» **GIVEN REQUEST**
Give the listing again character for character, but drop the images.

========================================

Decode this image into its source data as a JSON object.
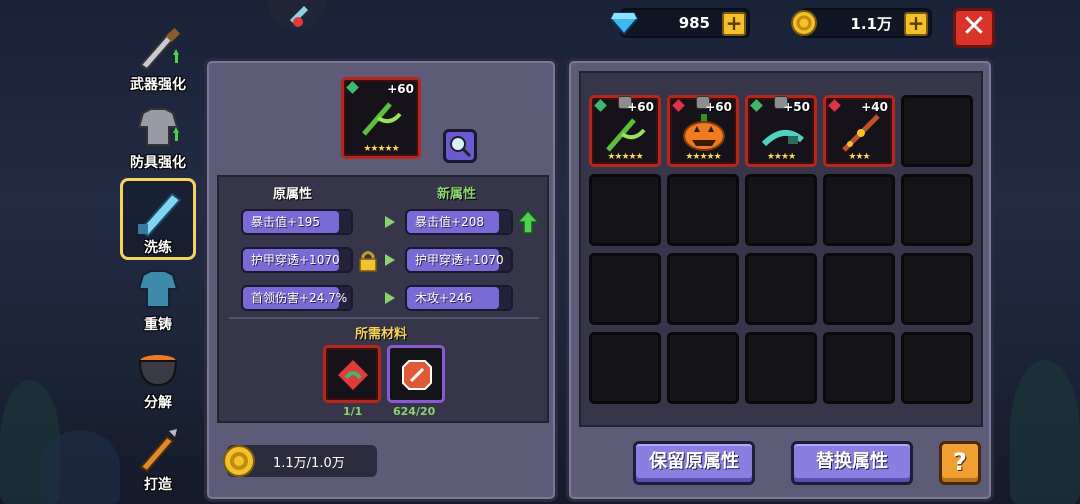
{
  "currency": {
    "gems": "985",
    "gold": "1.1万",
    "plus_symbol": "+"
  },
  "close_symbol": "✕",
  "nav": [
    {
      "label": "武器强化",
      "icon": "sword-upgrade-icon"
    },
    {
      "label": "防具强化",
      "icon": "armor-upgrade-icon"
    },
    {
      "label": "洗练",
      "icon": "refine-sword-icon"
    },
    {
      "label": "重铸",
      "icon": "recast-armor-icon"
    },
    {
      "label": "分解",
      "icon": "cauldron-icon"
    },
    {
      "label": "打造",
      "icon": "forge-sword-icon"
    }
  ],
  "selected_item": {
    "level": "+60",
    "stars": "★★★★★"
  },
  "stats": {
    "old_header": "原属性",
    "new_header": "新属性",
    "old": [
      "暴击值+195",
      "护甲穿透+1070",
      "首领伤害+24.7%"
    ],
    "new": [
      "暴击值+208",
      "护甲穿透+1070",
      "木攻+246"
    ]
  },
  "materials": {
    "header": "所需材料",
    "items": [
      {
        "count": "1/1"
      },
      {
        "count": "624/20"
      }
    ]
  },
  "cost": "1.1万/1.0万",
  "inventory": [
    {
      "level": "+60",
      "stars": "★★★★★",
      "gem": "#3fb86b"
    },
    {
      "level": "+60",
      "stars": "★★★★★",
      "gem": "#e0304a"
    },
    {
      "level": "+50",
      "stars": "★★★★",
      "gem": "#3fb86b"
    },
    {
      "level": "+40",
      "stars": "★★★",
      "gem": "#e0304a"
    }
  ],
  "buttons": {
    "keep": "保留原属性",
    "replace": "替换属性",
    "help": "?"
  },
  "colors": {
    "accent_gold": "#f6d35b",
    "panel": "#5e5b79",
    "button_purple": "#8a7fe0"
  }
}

========================================

» **EXERCISE RESULT**
Decode this image into its source data as a JSON object.
{
  "currency": {
    "gems": "985",
    "gold": "1.1万",
    "plus_symbol": "+"
  },
  "close_symbol": "✕",
  "nav": [
    {
      "label": "武器强化",
      "icon": "sword-upgrade-icon"
    },
    {
      "label": "防具强化",
      "icon": "armor-upgrade-icon"
    },
    {
      "label": "洗练",
      "icon": "refine-sword-icon"
    },
    {
      "label": "重铸",
      "icon": "recast-armor-icon"
    },
    {
      "label": "分解",
      "icon": "cauldron-icon"
    },
    {
      "label": "打造",
      "icon": "forge-sword-icon"
    }
  ],
  "selected_item": {
    "level": "+60",
    "stars": "★★★★★"
  },
  "stats": {
    "old_header": "原属性",
    "new_header": "新属性",
    "old": [
      "暴击值+195",
      "护甲穿透+1070",
      "首领伤害+24.7%"
    ],
    "new": [
      "暴击值+208",
      "护甲穿透+1070",
      "木攻+246"
    ]
  },
  "materials": {
    "header": "所需材料",
    "items": [
      {
        "count": "1/1"
      },
      {
        "count": "624/20"
      }
    ]
  },
  "cost": "1.1万/1.0万",
  "inventory": [
    {
      "level": "+60",
      "stars": "★★★★★",
      "gem": "#3fb86b"
    },
    {
      "level": "+60",
      "stars": "★★★★★",
      "gem": "#e0304a"
    },
    {
      "level": "+50",
      "stars": "★★★★",
      "gem": "#3fb86b"
    },
    {
      "level": "+40",
      "stars": "★★★",
      "gem": "#e0304a"
    }
  ],
  "buttons": {
    "keep": "保留原属性",
    "replace": "替换属性",
    "help": "?"
  },
  "colors": {
    "accent_gold": "#f6d35b",
    "panel": "#5e5b79",
    "button_purple": "#8a7fe0"
  }
}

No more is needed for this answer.